Stored records:
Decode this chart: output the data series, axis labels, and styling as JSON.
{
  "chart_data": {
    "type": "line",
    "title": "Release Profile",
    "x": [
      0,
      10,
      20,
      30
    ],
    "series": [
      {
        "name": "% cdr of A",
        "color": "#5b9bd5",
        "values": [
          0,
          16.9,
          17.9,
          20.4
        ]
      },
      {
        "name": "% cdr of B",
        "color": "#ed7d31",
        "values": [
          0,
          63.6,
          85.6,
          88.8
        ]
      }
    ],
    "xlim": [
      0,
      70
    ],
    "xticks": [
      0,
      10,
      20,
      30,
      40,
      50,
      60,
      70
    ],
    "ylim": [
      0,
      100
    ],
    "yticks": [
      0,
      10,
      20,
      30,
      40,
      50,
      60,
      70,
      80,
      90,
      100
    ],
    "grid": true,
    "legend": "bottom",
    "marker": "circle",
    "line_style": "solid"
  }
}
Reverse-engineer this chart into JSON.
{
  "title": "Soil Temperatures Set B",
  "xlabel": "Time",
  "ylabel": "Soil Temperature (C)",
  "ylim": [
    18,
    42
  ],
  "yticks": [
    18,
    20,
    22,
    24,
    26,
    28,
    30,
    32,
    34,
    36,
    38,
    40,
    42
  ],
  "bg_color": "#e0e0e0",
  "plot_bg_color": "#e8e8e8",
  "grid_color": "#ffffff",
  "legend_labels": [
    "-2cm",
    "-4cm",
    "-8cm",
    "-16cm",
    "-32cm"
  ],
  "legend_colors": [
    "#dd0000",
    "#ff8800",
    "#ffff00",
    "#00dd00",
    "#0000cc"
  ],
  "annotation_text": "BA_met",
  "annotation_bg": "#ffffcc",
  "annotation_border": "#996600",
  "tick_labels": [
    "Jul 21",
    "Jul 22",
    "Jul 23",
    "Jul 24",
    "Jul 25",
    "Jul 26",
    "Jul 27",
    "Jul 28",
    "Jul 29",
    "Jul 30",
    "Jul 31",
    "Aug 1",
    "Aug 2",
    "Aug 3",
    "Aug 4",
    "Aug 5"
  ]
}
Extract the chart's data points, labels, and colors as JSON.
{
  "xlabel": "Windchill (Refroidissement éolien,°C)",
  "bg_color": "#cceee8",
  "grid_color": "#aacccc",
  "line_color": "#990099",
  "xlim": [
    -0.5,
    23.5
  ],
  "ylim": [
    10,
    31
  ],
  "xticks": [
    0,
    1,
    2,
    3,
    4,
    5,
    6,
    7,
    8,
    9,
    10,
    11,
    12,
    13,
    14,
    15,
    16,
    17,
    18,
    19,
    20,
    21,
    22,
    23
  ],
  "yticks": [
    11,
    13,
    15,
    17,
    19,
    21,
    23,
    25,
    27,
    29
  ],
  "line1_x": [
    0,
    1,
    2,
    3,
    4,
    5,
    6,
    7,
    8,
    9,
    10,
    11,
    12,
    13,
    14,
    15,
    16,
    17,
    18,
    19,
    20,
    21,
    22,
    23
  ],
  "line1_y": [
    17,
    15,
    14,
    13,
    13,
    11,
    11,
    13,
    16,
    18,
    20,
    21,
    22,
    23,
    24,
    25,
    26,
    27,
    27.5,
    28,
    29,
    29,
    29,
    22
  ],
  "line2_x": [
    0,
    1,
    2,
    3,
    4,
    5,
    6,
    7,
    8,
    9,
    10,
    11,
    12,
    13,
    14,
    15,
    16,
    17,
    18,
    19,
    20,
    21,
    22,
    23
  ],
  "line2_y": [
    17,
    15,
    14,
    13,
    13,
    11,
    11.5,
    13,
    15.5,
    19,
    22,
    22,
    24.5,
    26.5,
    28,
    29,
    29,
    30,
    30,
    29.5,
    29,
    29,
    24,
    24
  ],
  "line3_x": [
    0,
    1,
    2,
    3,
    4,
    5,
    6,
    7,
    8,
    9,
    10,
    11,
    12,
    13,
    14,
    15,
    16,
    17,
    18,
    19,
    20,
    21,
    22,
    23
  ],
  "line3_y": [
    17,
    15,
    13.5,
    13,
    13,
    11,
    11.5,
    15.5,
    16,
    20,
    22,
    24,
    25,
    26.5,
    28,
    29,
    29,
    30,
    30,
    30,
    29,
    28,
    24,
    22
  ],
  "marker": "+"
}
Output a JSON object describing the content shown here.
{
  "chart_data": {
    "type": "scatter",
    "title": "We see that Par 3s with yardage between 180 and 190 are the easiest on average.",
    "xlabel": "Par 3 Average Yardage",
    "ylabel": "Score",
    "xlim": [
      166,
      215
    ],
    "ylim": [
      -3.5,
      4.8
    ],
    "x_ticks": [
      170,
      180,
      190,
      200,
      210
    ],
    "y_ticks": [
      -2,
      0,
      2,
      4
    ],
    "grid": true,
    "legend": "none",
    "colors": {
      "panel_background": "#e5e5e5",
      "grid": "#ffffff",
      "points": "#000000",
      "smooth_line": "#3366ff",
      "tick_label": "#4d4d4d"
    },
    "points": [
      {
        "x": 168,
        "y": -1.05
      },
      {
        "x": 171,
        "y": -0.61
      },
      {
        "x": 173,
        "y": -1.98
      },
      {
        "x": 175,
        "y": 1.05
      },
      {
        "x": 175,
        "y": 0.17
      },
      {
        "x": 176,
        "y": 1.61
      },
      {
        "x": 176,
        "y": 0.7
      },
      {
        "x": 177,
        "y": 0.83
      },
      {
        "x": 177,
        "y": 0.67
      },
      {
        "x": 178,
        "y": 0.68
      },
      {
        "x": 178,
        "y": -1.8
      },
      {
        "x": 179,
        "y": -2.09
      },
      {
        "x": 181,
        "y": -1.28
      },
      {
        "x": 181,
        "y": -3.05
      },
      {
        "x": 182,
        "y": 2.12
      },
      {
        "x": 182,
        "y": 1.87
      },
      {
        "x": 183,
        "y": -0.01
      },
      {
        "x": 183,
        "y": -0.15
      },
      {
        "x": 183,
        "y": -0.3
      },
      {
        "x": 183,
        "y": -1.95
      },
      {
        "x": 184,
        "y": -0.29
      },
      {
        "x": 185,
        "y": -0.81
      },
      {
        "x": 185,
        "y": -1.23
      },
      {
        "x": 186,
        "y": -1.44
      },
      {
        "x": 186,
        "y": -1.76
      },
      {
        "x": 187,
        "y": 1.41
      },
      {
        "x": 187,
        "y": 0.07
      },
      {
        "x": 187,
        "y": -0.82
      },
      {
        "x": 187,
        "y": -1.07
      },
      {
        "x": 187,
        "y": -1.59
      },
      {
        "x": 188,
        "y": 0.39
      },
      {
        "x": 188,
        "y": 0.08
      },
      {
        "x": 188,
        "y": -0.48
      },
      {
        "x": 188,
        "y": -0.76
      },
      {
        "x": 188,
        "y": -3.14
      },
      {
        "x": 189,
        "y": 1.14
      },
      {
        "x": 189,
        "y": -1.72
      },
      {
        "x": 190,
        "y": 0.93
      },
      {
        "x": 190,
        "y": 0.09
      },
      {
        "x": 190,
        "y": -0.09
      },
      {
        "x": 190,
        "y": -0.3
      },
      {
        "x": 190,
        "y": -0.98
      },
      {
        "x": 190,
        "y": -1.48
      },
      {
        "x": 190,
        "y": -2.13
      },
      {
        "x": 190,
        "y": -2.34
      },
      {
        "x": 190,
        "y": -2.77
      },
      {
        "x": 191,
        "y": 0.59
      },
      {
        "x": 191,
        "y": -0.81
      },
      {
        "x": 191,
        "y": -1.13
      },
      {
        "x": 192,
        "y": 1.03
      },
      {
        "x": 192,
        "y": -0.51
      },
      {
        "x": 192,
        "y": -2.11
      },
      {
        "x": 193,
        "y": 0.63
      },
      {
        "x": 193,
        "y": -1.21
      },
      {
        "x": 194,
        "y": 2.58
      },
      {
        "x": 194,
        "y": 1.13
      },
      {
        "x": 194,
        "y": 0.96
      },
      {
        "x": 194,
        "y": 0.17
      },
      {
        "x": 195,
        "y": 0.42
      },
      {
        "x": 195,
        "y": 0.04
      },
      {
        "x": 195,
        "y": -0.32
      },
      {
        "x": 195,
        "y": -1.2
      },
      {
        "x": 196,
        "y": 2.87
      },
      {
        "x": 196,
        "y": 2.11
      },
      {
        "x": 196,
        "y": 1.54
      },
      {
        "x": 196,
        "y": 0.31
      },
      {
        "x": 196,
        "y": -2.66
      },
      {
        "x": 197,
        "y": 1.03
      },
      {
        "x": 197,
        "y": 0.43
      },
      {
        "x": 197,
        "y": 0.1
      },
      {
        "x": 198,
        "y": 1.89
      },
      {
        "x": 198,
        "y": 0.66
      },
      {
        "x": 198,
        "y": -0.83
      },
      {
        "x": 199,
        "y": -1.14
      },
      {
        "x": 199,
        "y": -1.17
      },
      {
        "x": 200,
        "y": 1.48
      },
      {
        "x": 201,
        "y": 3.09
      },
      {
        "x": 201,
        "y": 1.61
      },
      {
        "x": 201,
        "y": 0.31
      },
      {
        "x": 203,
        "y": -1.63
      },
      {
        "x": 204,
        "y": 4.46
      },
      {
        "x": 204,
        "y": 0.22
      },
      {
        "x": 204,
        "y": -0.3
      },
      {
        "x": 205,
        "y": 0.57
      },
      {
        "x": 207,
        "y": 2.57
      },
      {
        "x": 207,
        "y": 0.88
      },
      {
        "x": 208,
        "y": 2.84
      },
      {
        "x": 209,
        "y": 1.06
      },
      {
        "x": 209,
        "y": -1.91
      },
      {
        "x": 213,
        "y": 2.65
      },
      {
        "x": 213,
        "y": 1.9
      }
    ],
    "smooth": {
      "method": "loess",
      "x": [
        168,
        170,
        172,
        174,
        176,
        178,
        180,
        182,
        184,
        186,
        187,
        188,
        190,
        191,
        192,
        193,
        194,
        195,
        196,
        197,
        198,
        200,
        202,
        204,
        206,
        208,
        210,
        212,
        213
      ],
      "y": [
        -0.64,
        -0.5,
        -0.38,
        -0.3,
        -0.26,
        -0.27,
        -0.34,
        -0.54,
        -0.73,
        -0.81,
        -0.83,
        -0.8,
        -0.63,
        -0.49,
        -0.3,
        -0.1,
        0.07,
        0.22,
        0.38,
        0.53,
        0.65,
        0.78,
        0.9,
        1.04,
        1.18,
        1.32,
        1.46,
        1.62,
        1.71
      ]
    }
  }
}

WRITTEN REQUEST
Count each line of the entries that holds the word "ylabel", then state the total and nothing more.

RESULT OF THE TASK
2